Directions for this task -
Write out each record again exactly as it stands.

• • • •

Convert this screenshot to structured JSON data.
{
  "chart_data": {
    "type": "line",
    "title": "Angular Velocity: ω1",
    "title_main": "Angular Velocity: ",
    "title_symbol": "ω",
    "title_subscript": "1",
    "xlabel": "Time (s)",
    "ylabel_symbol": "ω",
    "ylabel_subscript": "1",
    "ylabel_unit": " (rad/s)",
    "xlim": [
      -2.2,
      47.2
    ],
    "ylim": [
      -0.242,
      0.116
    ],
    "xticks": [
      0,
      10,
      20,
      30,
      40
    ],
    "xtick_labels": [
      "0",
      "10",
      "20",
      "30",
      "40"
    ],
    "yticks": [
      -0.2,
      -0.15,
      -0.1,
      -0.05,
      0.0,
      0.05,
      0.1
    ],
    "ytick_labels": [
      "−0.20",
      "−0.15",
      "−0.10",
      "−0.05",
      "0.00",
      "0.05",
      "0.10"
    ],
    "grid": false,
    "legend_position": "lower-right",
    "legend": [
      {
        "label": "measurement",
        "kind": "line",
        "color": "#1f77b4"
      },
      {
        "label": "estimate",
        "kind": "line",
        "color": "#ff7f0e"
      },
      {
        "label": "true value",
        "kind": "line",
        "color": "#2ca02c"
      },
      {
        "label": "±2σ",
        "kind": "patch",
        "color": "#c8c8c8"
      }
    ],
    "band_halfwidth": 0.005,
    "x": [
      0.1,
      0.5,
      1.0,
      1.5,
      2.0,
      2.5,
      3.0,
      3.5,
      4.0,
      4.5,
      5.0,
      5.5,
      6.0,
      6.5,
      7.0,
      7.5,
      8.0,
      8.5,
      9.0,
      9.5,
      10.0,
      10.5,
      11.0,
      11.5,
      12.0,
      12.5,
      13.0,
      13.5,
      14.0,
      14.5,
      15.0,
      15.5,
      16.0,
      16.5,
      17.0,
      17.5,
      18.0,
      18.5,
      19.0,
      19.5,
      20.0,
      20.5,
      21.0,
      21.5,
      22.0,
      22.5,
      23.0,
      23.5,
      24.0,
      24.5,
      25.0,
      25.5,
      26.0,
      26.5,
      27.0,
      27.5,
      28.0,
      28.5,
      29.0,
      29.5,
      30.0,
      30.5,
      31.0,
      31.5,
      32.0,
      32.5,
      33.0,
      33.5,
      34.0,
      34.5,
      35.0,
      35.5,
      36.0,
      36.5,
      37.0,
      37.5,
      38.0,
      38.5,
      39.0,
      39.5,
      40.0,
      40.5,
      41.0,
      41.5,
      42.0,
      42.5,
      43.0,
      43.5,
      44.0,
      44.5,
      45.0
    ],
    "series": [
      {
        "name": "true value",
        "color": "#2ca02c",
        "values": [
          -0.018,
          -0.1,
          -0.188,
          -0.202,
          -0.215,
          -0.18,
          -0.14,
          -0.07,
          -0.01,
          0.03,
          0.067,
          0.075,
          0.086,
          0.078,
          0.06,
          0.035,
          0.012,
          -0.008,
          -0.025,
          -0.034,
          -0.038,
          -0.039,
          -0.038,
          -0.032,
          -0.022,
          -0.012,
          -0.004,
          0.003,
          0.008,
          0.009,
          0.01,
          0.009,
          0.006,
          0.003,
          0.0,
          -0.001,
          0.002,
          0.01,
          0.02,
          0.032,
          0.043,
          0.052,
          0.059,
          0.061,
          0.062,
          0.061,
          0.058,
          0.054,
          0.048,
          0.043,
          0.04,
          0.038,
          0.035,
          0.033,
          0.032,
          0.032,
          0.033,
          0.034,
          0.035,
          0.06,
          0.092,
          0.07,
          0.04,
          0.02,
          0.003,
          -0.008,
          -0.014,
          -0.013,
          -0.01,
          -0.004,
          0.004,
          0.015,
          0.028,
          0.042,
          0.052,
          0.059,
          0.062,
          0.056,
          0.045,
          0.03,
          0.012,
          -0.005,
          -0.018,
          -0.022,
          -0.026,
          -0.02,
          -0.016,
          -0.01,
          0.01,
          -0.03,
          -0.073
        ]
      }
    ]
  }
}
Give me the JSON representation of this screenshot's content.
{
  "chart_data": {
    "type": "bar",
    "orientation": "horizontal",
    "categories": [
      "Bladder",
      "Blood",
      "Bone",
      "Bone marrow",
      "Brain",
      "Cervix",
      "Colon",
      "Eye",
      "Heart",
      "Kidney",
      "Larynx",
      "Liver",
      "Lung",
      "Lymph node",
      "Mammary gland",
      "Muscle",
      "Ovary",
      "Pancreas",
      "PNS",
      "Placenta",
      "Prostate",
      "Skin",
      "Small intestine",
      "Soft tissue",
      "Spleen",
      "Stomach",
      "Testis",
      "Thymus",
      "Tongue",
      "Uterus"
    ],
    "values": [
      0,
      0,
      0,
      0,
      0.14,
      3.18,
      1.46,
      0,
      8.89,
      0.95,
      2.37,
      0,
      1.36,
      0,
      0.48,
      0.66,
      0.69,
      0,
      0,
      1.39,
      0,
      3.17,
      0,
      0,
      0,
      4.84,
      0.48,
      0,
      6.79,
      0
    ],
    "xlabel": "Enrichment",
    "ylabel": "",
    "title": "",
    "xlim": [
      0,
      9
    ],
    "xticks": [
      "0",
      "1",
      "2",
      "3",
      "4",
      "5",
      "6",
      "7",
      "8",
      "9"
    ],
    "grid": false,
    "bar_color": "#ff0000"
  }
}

• • • •

Task result -
Convert this screenshot to structured JSON data.
{
  "chart_data": {
    "type": "line",
    "title": "Angular Velocity: ω1",
    "title_main": "Angular Velocity: ",
    "title_symbol": "ω",
    "title_subscript": "1",
    "xlabel": "Time (s)",
    "ylabel_symbol": "ω",
    "ylabel_subscript": "1",
    "ylabel_unit": " (rad/s)",
    "xlim": [
      -2.2,
      47.2
    ],
    "ylim": [
      -0.242,
      0.116
    ],
    "xticks": [
      0,
      10,
      20,
      30,
      40
    ],
    "xtick_labels": [
      "0",
      "10",
      "20",
      "30",
      "40"
    ],
    "yticks": [
      -0.2,
      -0.15,
      -0.1,
      -0.05,
      0.0,
      0.05,
      0.1
    ],
    "ytick_labels": [
      "−0.20",
      "−0.15",
      "−0.10",
      "−0.05",
      "0.00",
      "0.05",
      "0.10"
    ],
    "grid": false,
    "legend_position": "lower-right",
    "legend": [
      {
        "label": "measurement",
        "kind": "line",
        "color": "#1f77b4"
      },
      {
        "label": "estimate",
        "kind": "line",
        "color": "#ff7f0e"
      },
      {
        "label": "true value",
        "kind": "line",
        "color": "#2ca02c"
      },
      {
        "label": "±2σ",
        "kind": "patch",
        "color": "#c8c8c8"
      }
    ],
    "band_halfwidth": 0.005,
    "x": [
      0.1,
      0.5,
      1.0,
      1.5,
      2.0,
      2.5,
      3.0,
      3.5,
      4.0,
      4.5,
      5.0,
      5.5,
      6.0,
      6.5,
      7.0,
      7.5,
      8.0,
      8.5,
      9.0,
      9.5,
      10.0,
      10.5,
      11.0,
      11.5,
      12.0,
      12.5,
      13.0,
      13.5,
      14.0,
      14.5,
      15.0,
      15.5,
      16.0,
      16.5,
      17.0,
      17.5,
      18.0,
      18.5,
      19.0,
      19.5,
      20.0,
      20.5,
      21.0,
      21.5,
      22.0,
      22.5,
      23.0,
      23.5,
      24.0,
      24.5,
      25.0,
      25.5,
      26.0,
      26.5,
      27.0,
      27.5,
      28.0,
      28.5,
      29.0,
      29.5,
      30.0,
      30.5,
      31.0,
      31.5,
      32.0,
      32.5,
      33.0,
      33.5,
      34.0,
      34.5,
      35.0,
      35.5,
      36.0,
      36.5,
      37.0,
      37.5,
      38.0,
      38.5,
      39.0,
      39.5,
      40.0,
      40.5,
      41.0,
      41.5,
      42.0,
      42.5,
      43.0,
      43.5,
      44.0,
      44.5,
      45.0
    ],
    "series": [
      {
        "name": "true value",
        "color": "#2ca02c",
        "values": [
          -0.018,
          -0.1,
          -0.188,
          -0.202,
          -0.215,
          -0.18,
          -0.14,
          -0.07,
          -0.01,
          0.03,
          0.067,
          0.075,
          0.086,
          0.078,
          0.06,
          0.035,
          0.012,
          -0.008,
          -0.025,
          -0.034,
          -0.038,
          -0.039,
          -0.038,
          -0.032,
          -0.022,
          -0.012,
          -0.004,
          0.003,
          0.008,
          0.009,
          0.01,
          0.009,
          0.006,
          0.003,
          0.0,
          -0.001,
          0.002,
          0.01,
          0.02,
          0.032,
          0.043,
          0.052,
          0.059,
          0.061,
          0.062,
          0.061,
          0.058,
          0.054,
          0.048,
          0.043,
          0.04,
          0.038,
          0.035,
          0.033,
          0.032,
          0.032,
          0.033,
          0.034,
          0.035,
          0.06,
          0.092,
          0.07,
          0.04,
          0.02,
          0.003,
          -0.008,
          -0.014,
          -0.013,
          -0.01,
          -0.004,
          0.004,
          0.015,
          0.028,
          0.042,
          0.052,
          0.059,
          0.062,
          0.056,
          0.045,
          0.03,
          0.012,
          -0.005,
          -0.018,
          -0.022,
          -0.026,
          -0.02,
          -0.016,
          -0.01,
          0.01,
          -0.03,
          -0.073
        ]
      }
    ]
  }
}
Give me the JSON representation of this screenshot's content.
{
  "chart_data": {
    "type": "bar",
    "orientation": "horizontal",
    "categories": [
      "Bladder",
      "Blood",
      "Bone",
      "Bone marrow",
      "Brain",
      "Cervix",
      "Colon",
      "Eye",
      "Heart",
      "Kidney",
      "Larynx",
      "Liver",
      "Lung",
      "Lymph node",
      "Mammary gland",
      "Muscle",
      "Ovary",
      "Pancreas",
      "PNS",
      "Placenta",
      "Prostate",
      "Skin",
      "Small intestine",
      "Soft tissue",
      "Spleen",
      "Stomach",
      "Testis",
      "Thymus",
      "Tongue",
      "Uterus"
    ],
    "values": [
      0,
      0,
      0,
      0,
      0.14,
      3.18,
      1.46,
      0,
      8.89,
      0.95,
      2.37,
      0,
      1.36,
      0,
      0.48,
      0.66,
      0.69,
      0,
      0,
      1.39,
      0,
      3.17,
      0,
      0,
      0,
      4.84,
      0.48,
      0,
      6.79,
      0
    ],
    "xlabel": "Enrichment",
    "ylabel": "",
    "title": "",
    "xlim": [
      0,
      9
    ],
    "xticks": [
      "0",
      "1",
      "2",
      "3",
      "4",
      "5",
      "6",
      "7",
      "8",
      "9"
    ],
    "grid": false,
    "bar_color": "#ff0000"
  }
}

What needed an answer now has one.